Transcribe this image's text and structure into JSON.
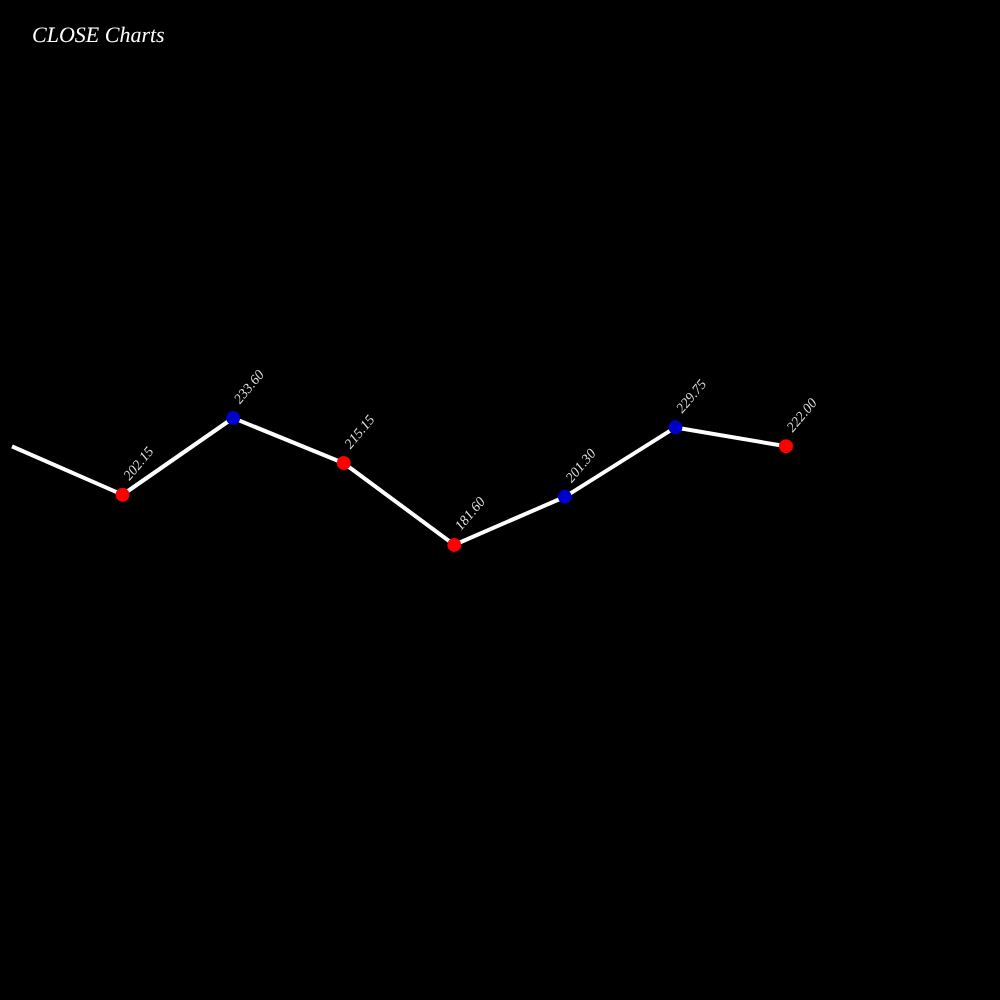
{
  "chart_data": {
    "type": "line",
    "title": "CLOSE Charts",
    "categories": [
      null,
      null,
      null,
      null,
      null,
      null,
      null,
      null
    ],
    "series": [
      {
        "color": "#ffffff",
        "values": [
          222,
          202.15,
          233.6,
          215.15,
          181.6,
          201.3,
          229.75,
          222
        ],
        "colors": [
          null,
          "#ff0000",
          "#0000cc",
          "#ff0000",
          "#ff0000",
          "#0000cc",
          "#0000cc",
          "#ff0000"
        ],
        "value_labels": [
          null,
          "202.15",
          "233.60",
          "215.15",
          "181.60",
          "201.30",
          "229.75",
          "222.00"
        ]
      }
    ],
    "legend": false,
    "marker": "circle",
    "line_style": "solid"
  }
}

____________

Task to carry out: Repeat the listing in full and exactly. Leave any pictures out.

Written response:
Transcribe this image's text and structure into JSON.
{
  "chart_data": {
    "type": "line",
    "title": "CLOSE Charts",
    "categories": [
      null,
      null,
      null,
      null,
      null,
      null,
      null,
      null
    ],
    "series": [
      {
        "color": "#ffffff",
        "values": [
          222,
          202.15,
          233.6,
          215.15,
          181.6,
          201.3,
          229.75,
          222
        ],
        "colors": [
          null,
          "#ff0000",
          "#0000cc",
          "#ff0000",
          "#ff0000",
          "#0000cc",
          "#0000cc",
          "#ff0000"
        ],
        "value_labels": [
          null,
          "202.15",
          "233.60",
          "215.15",
          "181.60",
          "201.30",
          "229.75",
          "222.00"
        ]
      }
    ],
    "legend": false,
    "marker": "circle",
    "line_style": "solid"
  }
}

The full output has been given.